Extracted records
..........

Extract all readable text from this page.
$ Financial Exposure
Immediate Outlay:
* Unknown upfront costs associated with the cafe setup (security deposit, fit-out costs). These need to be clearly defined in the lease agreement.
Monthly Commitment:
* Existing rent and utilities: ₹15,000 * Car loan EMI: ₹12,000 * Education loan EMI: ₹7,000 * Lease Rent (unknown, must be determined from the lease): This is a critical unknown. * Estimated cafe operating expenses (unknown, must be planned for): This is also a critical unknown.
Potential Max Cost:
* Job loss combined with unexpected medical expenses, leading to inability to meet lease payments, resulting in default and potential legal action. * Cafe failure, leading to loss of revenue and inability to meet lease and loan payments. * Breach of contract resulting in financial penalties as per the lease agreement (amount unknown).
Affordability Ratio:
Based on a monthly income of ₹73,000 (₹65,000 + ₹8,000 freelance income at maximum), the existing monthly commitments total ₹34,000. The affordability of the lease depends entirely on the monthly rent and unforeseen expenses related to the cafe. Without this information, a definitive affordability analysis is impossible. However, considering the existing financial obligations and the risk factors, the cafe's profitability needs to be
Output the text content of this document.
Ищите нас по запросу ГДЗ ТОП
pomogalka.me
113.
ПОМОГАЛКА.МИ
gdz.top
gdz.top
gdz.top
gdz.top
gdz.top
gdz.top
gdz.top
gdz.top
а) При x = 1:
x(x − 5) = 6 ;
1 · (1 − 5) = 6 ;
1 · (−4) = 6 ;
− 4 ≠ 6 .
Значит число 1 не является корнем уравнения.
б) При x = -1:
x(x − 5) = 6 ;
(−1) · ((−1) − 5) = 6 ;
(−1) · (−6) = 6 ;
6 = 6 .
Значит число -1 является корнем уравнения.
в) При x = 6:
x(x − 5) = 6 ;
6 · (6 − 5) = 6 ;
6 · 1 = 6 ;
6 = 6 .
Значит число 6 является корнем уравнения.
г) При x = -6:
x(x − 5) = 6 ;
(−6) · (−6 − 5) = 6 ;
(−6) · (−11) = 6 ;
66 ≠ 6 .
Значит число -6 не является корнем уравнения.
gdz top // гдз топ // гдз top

..........

Short problem
Reproduce the listing shown above in its entirety, exactly.

Solution for this problem
Extract all readable text from this page.
$ Financial Exposure
Immediate Outlay:
* Unknown upfront costs associated with the cafe setup (security deposit, fit-out costs). These need to be clearly defined in the lease agreement.
Monthly Commitment:
* Existing rent and utilities: ₹15,000 * Car loan EMI: ₹12,000 * Education loan EMI: ₹7,000 * Lease Rent (unknown, must be determined from the lease): This is a critical unknown. * Estimated cafe operating expenses (unknown, must be planned for): This is also a critical unknown.
Potential Max Cost:
* Job loss combined with unexpected medical expenses, leading to inability to meet lease payments, resulting in default and potential legal action. * Cafe failure, leading to loss of revenue and inability to meet lease and loan payments. * Breach of contract resulting in financial penalties as per the lease agreement (amount unknown).
Affordability Ratio:
Based on a monthly income of ₹73,000 (₹65,000 + ₹8,000 freelance income at maximum), the existing monthly commitments total ₹34,000. The affordability of the lease depends entirely on the monthly rent and unforeseen expenses related to the cafe. Without this information, a definitive affordability analysis is impossible. However, considering the existing financial obligations and the risk factors, the cafe's profitability needs to be
Output the text content of this document.
Ищите нас по запросу ГДЗ ТОП
pomogalka.me
113.
ПОМОГАЛКА.МИ
gdz.top
gdz.top
gdz.top
gdz.top
gdz.top
gdz.top
gdz.top
gdz.top
а) При x = 1:
x(x − 5) = 6 ;
1 · (1 − 5) = 6 ;
1 · (−4) = 6 ;
− 4 ≠ 6 .
Значит число 1 не является корнем уравнения.
б) При x = -1:
x(x − 5) = 6 ;
(−1) · ((−1) − 5) = 6 ;
(−1) · (−6) = 6 ;
6 = 6 .
Значит число -1 является корнем уравнения.
в) При x = 6:
x(x − 5) = 6 ;
6 · (6 − 5) = 6 ;
6 · 1 = 6 ;
6 = 6 .
Значит число 6 является корнем уравнения.
г) При x = -6:
x(x − 5) = 6 ;
(−6) · (−6 − 5) = 6 ;
(−6) · (−11) = 6 ;
66 ≠ 6 .
Значит число -6 не является корнем уравнения.
gdz top // гдз топ // гдз top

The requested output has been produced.